**WORK TO BE COMPLETED**
The records below must be written out exactly, with every picture left behind.

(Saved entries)
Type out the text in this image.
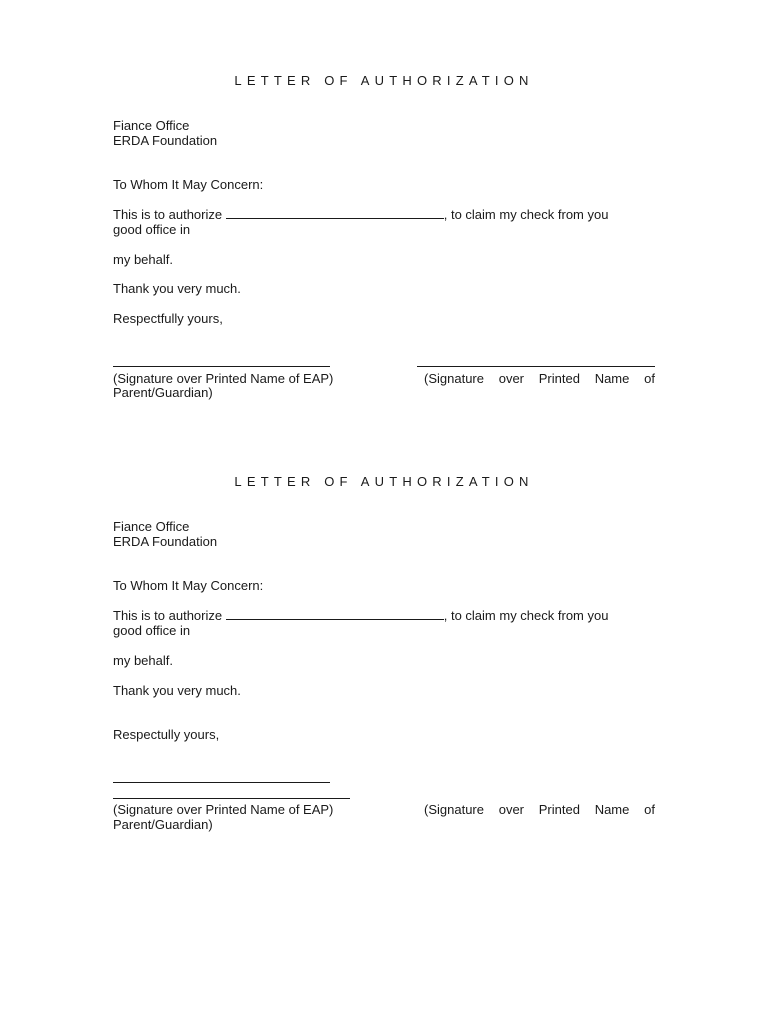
LETTER OF AUTHORIZATION
Fiance Office
ERDA Foundation
To Whom It May Concern:
This is to authorize	, to claim my check from you
good office in
my behalf.
Thank you very much.
Respectfully yours,
(Signature over Printed Name of EAP)	(Signature over Printed Name of
Parent/Guardian)
LETTER OF AUTHORIZATION
Fiance Office
ERDA Foundation
To Whom It May Concern:
This is to authorize	, to claim my check from you
good office in
my behalf.
Thank you very much.
Respectully yours,
(Signature over Printed Name of EAP)	(Signature over Printed Name of
Parent/Guardian)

**RIGHT ANSWER**
Type out the text in this image.
LETTER OF AUTHORIZATION
Fiance Office
ERDA Foundation
To Whom It May Concern:
This is to authorize	, to claim my check from you
good office in
my behalf.
Thank you very much.
Respectfully yours,
(Signature over Printed Name of EAP)	(Signature over Printed Name of
Parent/Guardian)
LETTER OF AUTHORIZATION
Fiance Office
ERDA Foundation
To Whom It May Concern:
This is to authorize	, to claim my check from you
good office in
my behalf.
Thank you very much.
Respectully yours,
(Signature over Printed Name of EAP)	(Signature over Printed Name of
Parent/Guardian)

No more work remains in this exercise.